• ROWS
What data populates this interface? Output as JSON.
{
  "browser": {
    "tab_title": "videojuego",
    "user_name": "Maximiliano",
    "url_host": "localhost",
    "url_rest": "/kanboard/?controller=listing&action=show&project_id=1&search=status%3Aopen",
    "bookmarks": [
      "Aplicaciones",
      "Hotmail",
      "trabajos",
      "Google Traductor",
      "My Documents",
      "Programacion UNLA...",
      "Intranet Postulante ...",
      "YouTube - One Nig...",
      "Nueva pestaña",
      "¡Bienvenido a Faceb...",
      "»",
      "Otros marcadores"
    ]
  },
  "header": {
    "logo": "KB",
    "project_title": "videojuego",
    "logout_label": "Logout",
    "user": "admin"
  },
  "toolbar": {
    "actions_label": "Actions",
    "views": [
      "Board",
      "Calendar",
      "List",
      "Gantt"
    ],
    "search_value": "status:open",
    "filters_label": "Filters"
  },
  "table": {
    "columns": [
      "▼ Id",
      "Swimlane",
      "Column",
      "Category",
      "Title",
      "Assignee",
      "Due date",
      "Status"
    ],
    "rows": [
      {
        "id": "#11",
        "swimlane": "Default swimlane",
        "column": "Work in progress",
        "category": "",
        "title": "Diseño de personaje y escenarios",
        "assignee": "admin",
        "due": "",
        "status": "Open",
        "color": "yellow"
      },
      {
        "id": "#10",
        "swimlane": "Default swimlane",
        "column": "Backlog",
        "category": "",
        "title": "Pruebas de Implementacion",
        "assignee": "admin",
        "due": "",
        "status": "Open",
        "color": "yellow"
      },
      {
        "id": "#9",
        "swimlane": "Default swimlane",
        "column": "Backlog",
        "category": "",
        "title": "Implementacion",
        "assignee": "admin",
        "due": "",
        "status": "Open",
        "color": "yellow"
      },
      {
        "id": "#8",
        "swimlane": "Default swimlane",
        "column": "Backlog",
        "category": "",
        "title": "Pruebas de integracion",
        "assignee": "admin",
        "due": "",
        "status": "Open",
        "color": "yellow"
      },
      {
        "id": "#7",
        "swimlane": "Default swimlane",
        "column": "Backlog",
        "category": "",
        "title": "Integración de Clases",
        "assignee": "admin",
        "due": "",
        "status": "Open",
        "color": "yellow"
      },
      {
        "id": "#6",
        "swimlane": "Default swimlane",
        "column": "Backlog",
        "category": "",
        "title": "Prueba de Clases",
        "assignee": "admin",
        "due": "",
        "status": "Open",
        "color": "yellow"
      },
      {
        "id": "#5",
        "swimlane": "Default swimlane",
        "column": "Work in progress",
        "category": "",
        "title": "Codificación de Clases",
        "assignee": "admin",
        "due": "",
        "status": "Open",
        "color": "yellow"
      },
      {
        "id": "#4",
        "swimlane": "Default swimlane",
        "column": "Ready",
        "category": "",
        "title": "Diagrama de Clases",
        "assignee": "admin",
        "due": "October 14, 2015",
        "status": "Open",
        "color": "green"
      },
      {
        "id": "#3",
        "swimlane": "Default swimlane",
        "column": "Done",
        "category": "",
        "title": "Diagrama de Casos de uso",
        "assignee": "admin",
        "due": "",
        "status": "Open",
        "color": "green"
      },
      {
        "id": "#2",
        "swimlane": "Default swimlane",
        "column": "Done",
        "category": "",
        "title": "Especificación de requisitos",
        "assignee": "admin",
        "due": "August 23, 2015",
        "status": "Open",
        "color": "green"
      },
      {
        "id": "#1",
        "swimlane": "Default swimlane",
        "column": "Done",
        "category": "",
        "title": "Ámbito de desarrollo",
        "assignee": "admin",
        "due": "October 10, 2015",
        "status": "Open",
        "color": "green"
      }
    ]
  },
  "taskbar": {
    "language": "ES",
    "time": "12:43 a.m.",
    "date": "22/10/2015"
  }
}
==
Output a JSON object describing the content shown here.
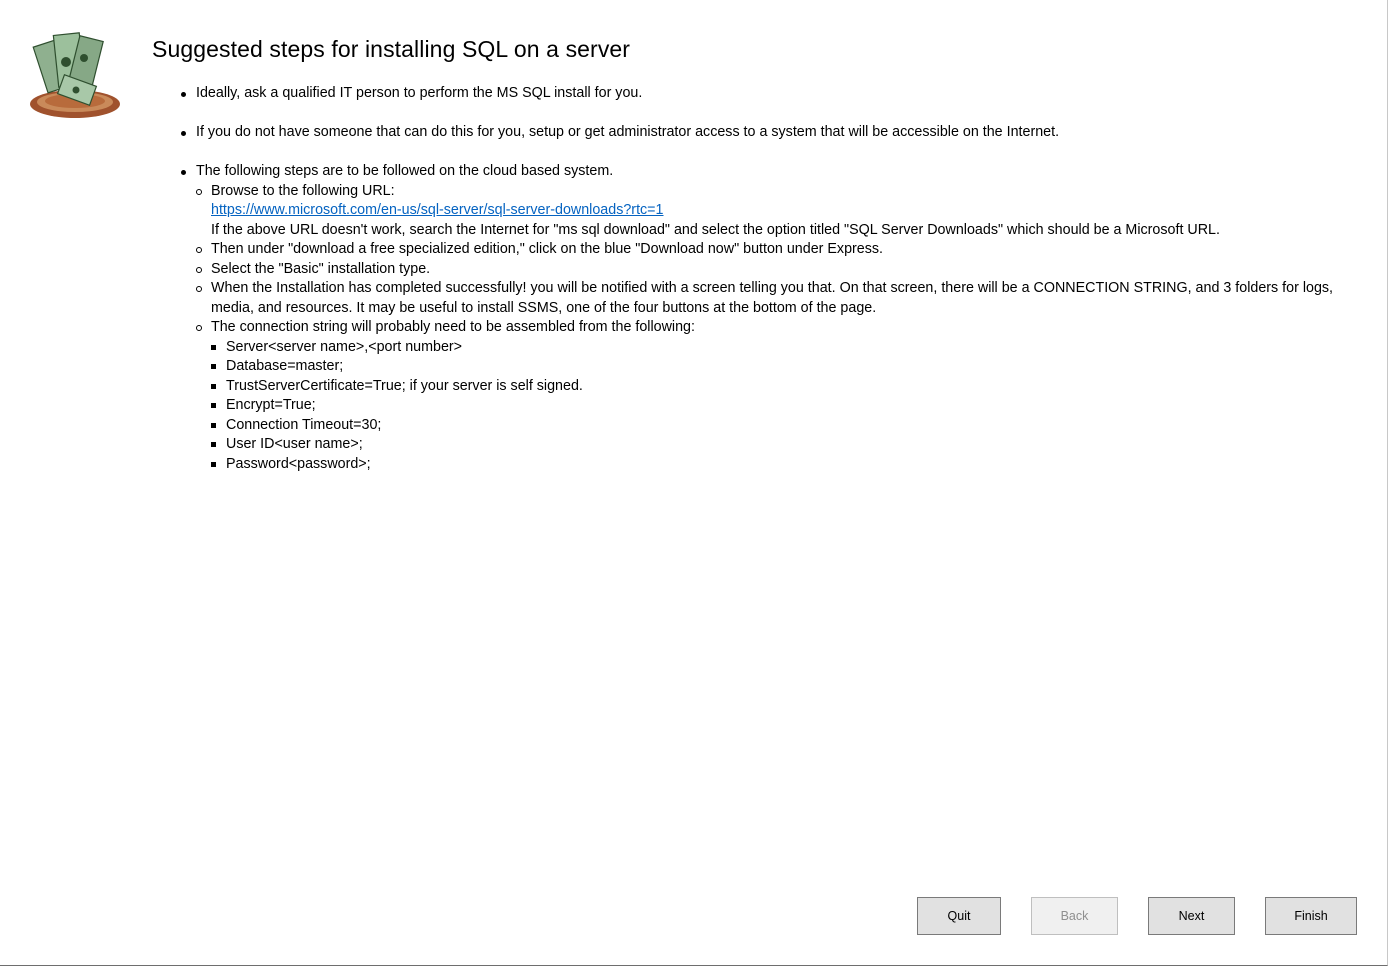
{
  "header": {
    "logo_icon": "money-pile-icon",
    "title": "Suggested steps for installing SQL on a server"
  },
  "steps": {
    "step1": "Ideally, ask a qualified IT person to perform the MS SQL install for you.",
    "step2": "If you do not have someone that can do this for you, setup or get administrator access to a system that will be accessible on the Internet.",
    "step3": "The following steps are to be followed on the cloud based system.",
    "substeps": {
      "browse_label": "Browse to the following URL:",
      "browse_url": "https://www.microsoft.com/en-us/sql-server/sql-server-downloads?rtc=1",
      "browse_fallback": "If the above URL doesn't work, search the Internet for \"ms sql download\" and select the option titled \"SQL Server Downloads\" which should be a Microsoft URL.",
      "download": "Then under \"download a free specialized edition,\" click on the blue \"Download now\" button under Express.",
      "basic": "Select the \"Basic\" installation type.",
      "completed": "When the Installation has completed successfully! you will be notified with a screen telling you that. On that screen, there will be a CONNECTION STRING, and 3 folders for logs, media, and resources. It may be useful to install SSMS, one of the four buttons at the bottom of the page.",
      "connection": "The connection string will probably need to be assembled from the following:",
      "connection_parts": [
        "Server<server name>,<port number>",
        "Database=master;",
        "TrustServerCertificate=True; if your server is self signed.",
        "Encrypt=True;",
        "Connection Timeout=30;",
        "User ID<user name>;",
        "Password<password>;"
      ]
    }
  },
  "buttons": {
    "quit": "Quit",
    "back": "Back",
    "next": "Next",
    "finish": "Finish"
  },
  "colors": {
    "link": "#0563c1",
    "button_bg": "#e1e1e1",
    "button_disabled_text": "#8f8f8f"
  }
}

• SHORT PROBLEM
Above are some records. Report the number of their lines that include "Implementacion", and add nothing else.

• TASK OUTPUT
2